DIRECTION: Will you print the material below without altering a single character?

RECORDS TO USE:

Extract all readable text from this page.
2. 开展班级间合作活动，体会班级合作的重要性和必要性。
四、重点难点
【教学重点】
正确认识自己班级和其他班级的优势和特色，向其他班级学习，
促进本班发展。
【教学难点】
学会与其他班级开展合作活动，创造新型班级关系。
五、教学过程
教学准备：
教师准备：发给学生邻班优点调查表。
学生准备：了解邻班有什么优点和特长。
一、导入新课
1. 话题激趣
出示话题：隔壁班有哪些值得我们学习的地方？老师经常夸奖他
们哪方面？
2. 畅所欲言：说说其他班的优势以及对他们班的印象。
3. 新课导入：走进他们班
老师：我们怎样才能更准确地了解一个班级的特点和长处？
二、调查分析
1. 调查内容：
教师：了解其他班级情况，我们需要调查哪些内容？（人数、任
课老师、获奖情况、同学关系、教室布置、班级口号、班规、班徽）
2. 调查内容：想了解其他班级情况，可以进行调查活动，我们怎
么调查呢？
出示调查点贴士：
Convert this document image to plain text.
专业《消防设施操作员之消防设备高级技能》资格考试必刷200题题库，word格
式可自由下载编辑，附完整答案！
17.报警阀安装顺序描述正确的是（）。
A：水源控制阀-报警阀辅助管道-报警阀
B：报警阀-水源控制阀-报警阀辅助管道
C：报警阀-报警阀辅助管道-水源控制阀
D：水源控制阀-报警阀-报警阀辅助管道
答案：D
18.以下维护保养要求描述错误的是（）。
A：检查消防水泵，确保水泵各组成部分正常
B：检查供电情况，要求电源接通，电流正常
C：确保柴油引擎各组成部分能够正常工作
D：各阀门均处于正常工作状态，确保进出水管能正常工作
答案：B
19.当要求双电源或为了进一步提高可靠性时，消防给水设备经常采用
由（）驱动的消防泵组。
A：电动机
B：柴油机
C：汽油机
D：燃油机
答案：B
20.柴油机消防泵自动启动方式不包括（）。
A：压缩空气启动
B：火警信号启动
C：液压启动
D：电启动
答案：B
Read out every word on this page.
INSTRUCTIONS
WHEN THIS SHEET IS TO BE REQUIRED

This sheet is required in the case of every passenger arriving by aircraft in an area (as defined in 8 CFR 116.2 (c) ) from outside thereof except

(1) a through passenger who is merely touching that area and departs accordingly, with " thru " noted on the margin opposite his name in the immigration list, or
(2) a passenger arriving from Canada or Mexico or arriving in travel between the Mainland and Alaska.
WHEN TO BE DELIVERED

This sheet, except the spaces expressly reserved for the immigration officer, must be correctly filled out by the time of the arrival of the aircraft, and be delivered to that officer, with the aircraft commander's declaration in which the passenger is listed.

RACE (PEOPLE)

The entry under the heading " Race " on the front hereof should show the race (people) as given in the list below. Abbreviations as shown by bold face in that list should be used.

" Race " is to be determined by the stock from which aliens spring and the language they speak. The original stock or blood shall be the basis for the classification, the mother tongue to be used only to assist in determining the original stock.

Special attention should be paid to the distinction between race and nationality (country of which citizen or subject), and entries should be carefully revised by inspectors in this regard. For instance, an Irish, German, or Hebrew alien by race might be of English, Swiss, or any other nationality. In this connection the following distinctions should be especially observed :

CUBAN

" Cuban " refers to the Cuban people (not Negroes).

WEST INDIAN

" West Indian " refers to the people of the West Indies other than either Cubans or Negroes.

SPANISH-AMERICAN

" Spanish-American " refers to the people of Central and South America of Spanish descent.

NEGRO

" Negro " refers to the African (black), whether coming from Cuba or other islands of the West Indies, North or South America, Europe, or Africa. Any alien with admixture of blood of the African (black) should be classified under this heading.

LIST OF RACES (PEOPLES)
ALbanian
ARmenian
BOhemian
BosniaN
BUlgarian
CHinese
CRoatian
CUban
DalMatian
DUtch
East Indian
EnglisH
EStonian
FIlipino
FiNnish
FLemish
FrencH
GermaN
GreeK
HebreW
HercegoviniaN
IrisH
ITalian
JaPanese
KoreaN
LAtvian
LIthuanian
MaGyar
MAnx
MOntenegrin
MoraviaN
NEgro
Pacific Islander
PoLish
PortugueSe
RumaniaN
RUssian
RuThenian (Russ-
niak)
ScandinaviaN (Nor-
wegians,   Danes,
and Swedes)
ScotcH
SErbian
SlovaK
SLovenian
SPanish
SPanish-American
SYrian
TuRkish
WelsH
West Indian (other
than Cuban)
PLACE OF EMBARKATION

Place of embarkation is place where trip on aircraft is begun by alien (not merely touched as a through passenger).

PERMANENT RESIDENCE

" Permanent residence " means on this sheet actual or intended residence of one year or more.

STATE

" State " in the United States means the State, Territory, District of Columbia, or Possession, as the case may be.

FINAL ANSWER:
Extract all readable text from this page.
2. 开展班级间合作活动，体会班级合作的重要性和必要性。
四、重点难点
【教学重点】
正确认识自己班级和其他班级的优势和特色，向其他班级学习，
促进本班发展。
【教学难点】
学会与其他班级开展合作活动，创造新型班级关系。
五、教学过程
教学准备：
教师准备：发给学生邻班优点调查表。
学生准备：了解邻班有什么优点和特长。
一、导入新课
1. 话题激趣
出示话题：隔壁班有哪些值得我们学习的地方？老师经常夸奖他
们哪方面？
2. 畅所欲言：说说其他班的优势以及对他们班的印象。
3. 新课导入：走进他们班
老师：我们怎样才能更准确地了解一个班级的特点和长处？
二、调查分析
1. 调查内容：
教师：了解其他班级情况，我们需要调查哪些内容？（人数、任
课老师、获奖情况、同学关系、教室布置、班级口号、班规、班徽）
2. 调查内容：想了解其他班级情况，可以进行调查活动，我们怎
么调查呢？
出示调查点贴士：
Convert this document image to plain text.
专业《消防设施操作员之消防设备高级技能》资格考试必刷200题题库，word格
式可自由下载编辑，附完整答案！
17.报警阀安装顺序描述正确的是（）。
A：水源控制阀-报警阀辅助管道-报警阀
B：报警阀-水源控制阀-报警阀辅助管道
C：报警阀-报警阀辅助管道-水源控制阀
D：水源控制阀-报警阀-报警阀辅助管道
答案：D
18.以下维护保养要求描述错误的是（）。
A：检查消防水泵，确保水泵各组成部分正常
B：检查供电情况，要求电源接通，电流正常
C：确保柴油引擎各组成部分能够正常工作
D：各阀门均处于正常工作状态，确保进出水管能正常工作
答案：B
19.当要求双电源或为了进一步提高可靠性时，消防给水设备经常采用
由（）驱动的消防泵组。
A：电动机
B：柴油机
C：汽油机
D：燃油机
答案：B
20.柴油机消防泵自动启动方式不包括（）。
A：压缩空气启动
B：火警信号启动
C：液压启动
D：电启动
答案：B
Read out every word on this page.
INSTRUCTIONS
WHEN THIS SHEET IS TO BE REQUIRED

This sheet is required in the case of every passenger arriving by aircraft in an area (as defined in 8 CFR 116.2 (c) ) from outside thereof except

(1) a through passenger who is merely touching that area and departs accordingly, with " thru " noted on the margin opposite his name in the immigration list, or
(2) a passenger arriving from Canada or Mexico or arriving in travel between the Mainland and Alaska.
WHEN TO BE DELIVERED

This sheet, except the spaces expressly reserved for the immigration officer, must be correctly filled out by the time of the arrival of the aircraft, and be delivered to that officer, with the aircraft commander's declaration in which the passenger is listed.

RACE (PEOPLE)

The entry under the heading " Race " on the front hereof should show the race (people) as given in the list below. Abbreviations as shown by bold face in that list should be used.

" Race " is to be determined by the stock from which aliens spring and the language they speak. The original stock or blood shall be the basis for the classification, the mother tongue to be used only to assist in determining the original stock.

Special attention should be paid to the distinction between race and nationality (country of which citizen or subject), and entries should be carefully revised by inspectors in this regard. For instance, an Irish, German, or Hebrew alien by race might be of English, Swiss, or any other nationality. In this connection the following distinctions should be especially observed :

CUBAN

" Cuban " refers to the Cuban people (not Negroes).

WEST INDIAN

" West Indian " refers to the people of the West Indies other than either Cubans or Negroes.

SPANISH-AMERICAN

" Spanish-American " refers to the people of Central and South America of Spanish descent.

NEGRO

" Negro " refers to the African (black), whether coming from Cuba or other islands of the West Indies, North or South America, Europe, or Africa. Any alien with admixture of blood of the African (black) should be classified under this heading.

LIST OF RACES (PEOPLES)
ALbanian
ARmenian
BOhemian
BosniaN
BUlgarian
CHinese
CRoatian
CUban
DalMatian
DUtch
East Indian
EnglisH
EStonian
FIlipino
FiNnish
FLemish
FrencH
GermaN
GreeK
HebreW
HercegoviniaN
IrisH
ITalian
JaPanese
KoreaN
LAtvian
LIthuanian
MaGyar
MAnx
MOntenegrin
MoraviaN
NEgro
Pacific Islander
PoLish
PortugueSe
RumaniaN
RUssian
RuThenian (Russ-
niak)
ScandinaviaN (Nor-
wegians,   Danes,
and Swedes)
ScotcH
SErbian
SlovaK
SLovenian
SPanish
SPanish-American
SYrian
TuRkish
WelsH
West Indian (other
than Cuban)
PLACE OF EMBARKATION

Place of embarkation is place where trip on aircraft is begun by alien (not merely touched as a through passenger).

PERMANENT RESIDENCE

" Permanent residence " means on this sheet actual or intended residence of one year or more.

STATE

" State " in the United States means the State, Territory, District of Columbia, or Possession, as the case may be.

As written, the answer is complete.